### STATED GOAL
Wherever the string "intercept" appears in a line, extract that line.

### MATERIAL FOR THIS TASK
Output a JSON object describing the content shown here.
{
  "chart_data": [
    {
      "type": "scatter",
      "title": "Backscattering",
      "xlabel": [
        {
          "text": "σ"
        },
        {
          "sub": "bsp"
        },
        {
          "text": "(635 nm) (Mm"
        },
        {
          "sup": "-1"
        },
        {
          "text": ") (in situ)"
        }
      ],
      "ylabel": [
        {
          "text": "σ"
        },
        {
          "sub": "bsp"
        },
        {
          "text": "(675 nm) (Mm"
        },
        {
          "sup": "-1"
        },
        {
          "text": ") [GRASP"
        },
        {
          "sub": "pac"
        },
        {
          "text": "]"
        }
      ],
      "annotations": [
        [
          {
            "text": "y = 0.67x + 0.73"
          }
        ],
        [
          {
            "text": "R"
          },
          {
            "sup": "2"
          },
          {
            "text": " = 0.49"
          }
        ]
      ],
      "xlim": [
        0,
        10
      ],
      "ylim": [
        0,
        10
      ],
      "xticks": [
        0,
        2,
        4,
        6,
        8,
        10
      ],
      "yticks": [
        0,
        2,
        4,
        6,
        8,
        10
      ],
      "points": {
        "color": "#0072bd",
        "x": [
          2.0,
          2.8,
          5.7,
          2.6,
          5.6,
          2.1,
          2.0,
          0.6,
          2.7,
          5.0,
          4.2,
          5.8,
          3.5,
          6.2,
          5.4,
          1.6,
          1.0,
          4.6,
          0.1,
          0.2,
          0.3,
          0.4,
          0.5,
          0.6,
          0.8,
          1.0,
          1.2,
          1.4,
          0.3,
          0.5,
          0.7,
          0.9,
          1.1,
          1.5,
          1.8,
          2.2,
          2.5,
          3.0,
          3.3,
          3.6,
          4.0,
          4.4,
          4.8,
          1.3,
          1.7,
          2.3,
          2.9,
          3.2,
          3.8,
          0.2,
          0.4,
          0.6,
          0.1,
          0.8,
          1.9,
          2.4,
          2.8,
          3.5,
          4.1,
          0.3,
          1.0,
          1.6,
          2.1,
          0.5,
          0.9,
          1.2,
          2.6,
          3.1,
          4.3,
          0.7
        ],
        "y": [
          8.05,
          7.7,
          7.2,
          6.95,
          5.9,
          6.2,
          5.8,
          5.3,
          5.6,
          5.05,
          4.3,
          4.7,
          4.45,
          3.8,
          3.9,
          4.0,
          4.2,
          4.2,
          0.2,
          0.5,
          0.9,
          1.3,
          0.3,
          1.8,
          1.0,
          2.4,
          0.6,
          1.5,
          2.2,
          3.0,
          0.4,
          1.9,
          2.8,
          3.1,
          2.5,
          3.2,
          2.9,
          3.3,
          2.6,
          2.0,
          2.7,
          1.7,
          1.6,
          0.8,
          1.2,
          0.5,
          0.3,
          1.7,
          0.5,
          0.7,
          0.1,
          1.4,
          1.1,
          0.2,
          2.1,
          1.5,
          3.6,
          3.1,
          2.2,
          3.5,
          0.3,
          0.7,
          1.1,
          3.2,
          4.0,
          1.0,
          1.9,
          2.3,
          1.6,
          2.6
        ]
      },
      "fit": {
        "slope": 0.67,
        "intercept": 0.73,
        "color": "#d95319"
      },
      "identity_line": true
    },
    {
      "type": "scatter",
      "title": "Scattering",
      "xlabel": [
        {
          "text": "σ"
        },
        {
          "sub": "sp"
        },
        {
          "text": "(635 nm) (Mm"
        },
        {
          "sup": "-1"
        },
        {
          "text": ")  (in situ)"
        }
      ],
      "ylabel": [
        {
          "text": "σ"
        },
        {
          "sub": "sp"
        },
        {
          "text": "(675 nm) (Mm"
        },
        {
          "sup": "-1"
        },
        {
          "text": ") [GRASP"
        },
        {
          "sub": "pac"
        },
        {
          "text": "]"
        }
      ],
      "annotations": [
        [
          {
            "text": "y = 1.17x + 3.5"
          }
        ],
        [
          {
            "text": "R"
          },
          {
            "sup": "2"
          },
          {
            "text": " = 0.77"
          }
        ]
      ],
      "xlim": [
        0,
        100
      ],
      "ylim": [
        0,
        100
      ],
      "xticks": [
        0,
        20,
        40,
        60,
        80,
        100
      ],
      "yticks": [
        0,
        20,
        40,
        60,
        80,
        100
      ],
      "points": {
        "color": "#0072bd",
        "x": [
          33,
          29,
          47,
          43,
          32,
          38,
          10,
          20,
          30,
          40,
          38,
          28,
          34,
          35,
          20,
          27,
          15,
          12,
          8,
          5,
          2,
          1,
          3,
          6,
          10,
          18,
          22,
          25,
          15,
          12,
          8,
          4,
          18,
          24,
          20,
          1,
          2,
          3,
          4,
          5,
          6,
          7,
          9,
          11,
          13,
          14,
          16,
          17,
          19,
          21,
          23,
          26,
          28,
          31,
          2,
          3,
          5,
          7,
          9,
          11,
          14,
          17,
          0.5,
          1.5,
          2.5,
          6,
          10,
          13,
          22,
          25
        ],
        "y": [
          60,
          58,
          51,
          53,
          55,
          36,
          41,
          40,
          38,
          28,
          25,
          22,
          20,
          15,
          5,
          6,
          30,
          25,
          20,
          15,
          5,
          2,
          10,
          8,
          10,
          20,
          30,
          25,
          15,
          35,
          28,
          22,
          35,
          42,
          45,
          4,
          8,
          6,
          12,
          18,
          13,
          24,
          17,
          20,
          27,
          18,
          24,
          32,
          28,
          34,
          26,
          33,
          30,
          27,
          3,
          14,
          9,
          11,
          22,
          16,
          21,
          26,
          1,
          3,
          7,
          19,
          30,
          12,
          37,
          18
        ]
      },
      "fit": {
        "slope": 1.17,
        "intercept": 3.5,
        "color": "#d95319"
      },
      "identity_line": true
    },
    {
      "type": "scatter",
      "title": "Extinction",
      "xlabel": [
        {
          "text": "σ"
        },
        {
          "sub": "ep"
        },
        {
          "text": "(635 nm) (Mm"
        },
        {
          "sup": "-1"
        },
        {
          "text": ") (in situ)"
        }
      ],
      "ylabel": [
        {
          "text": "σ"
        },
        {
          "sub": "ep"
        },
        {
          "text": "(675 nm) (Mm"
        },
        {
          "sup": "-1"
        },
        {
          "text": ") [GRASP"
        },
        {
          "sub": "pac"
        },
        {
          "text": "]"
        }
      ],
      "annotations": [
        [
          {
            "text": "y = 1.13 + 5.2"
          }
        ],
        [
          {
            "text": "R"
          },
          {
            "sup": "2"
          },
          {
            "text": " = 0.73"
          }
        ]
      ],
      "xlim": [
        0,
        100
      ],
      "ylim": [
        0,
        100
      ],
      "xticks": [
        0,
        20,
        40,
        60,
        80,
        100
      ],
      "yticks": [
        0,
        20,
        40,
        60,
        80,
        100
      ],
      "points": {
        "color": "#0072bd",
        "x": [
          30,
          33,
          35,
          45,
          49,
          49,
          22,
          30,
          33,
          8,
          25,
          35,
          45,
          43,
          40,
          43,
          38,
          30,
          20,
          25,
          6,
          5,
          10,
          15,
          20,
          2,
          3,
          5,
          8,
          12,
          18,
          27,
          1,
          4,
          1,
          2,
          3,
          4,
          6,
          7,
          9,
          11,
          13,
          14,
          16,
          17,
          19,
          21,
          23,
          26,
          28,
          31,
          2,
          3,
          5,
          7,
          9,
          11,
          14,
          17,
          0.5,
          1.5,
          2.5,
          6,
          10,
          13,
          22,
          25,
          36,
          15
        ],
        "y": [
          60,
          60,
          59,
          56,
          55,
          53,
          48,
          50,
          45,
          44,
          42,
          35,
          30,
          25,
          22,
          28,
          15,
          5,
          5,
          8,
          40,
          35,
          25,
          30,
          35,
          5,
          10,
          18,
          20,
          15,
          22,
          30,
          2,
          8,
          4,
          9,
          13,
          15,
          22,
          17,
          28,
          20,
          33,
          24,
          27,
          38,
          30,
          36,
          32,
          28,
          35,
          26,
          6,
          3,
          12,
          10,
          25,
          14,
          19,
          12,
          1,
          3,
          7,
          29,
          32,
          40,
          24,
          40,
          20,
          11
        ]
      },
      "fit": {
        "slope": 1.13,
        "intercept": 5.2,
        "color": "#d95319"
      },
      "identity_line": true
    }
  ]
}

### SOLVED PROBLEM
        "intercept": 0.73,
        "intercept": 3.5,
        "intercept": 5.2,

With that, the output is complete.